短い課題
チェット・ベイカーのドキュメンタリー映画を扱った抜粋文では、ブルース・ウェーバーがチェット・ベイカー本人と出会った時期と場所はいつ、どことされているか。

抜粋文
== == ==

チェット・ベイカーは何度でもよみがえる 『レッツ・ゲット・ロスト』を今観る意義

チェット・ベイカーは、何度でもよみがえる。あるときは、ジャズ黄金期における稀有な白人トランペッターとして。あるいは、時代を超えて人々を魅了するスイートな歌声を持つジャズシンガーとして。またあるときは、思春期の少年少女たちがいつの時代も憧れずにはいられない「ヴァルネラビリティ」――「傷つきやすさ」や「脆さ」、そしてそれが放つ「美しさ」の象徴として。1988年に写真家ブルース・ウェーバーが監督して発表した、チェット・ベイカーのドキュメンタリー映画『レッツ・ゲット・ロスト』の4Kレストア版が、11月21日より日本で公開される。第45回ヴェネチア国際映画祭で批評家賞を受賞し、翌年の第61回アカデミー賞では長編ドキュメンタリー賞にノミネートされた秀作だ。
1950年代のウエストコースト・ジャズを代表するアーティストのひとりである、チェット・ベイカー。ジェリー・マリガンのピアノレス・カルテットに参加して一躍注目を集めたこの若きトランペッターは、哀愁を帯びたソフトな歌声でも人々を魅了した。ジェームズ・ディーンを彷彿とさせる甘いマスクとスラリとした容姿も相まって、1950年代半ばにはマイルス・デイヴィスを凌ぐ人気を誇っていたジャズマンだ(1956年のアルバム『チェット・ベイカー・シングス』は、今なおジャズの名盤として聴き継がれている)。しかし、当時の多くのジャズマンと同様に、チェットもまた重度の薬物依存に苦しみ、本国アメリカやイタリアなどでたびたび逮捕された。1970年代には薬物絡みのトラブルで前歯を折られ、演奏活動を一時中断するなど、毀誉褒貶の激しい人物でもあった。
1980年代、カルバン・クラインの下着広告などで世界的なトップフォトグラファーとなったブルース・ウェーバーが、10代の頃から彼のアイコンのひとりであったチェット・ベイカー本人と出会ったのは、1986年の冬のニューヨークだったという。顔に深く刻まれた皺により、かつての甘いマスクは失われたものの、哀愁を増したトランペットの響きと、変わらぬ美声を持った「生きる伝説」として、チェットが再び精力的に演奏活動を行っていた頃だ(1987年には来日公演も行った)。そこでウェーバーは、「被写体」としてのチェットの魅力に改めて惹かれ、彼に密着してドキュメンタリー映画を撮ることを提案し、チェットの了解を得た。こうして生まれたのが、本作『レッツ・ゲット・ロスト』である。
1987年、カリフォルニア州サンタモニカのビーチで、仲間たちと陽気にはしゃぐ50代後半のチェットを捉えた美しいモノクロ映像で幕を開ける本作は、主に3つのパートを横断しながら進行していく。ひとつは、翌1988年にオランダ・アムステルダムのホテルの窓から転落死することになる、彼の最晩年のスケッチと、彼自身への貴重なインタビュー。ふたつ目は、母親を含む彼と関係のあった女性たちや、彼の音楽に魅了された人々の証言(アルバムのジャケットなどでチェットの写真を撮り続けてきたウィリアム・クラクストンも登場する)。そしてもうひとつは、1950年代、彼が最も輝いていた頃のフッテージ――テレビ出演や演奏中の貴重な映像だ。

== == ==

元データ

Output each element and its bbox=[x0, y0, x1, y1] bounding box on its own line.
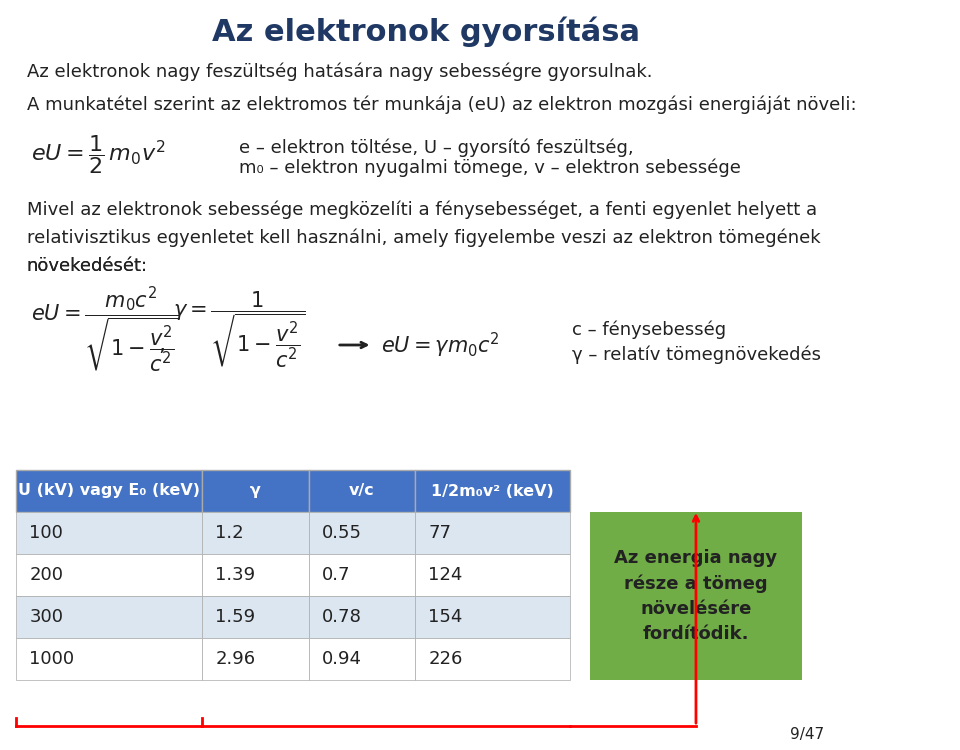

== == ==

課題の結果
1986年の冬のニューヨークです。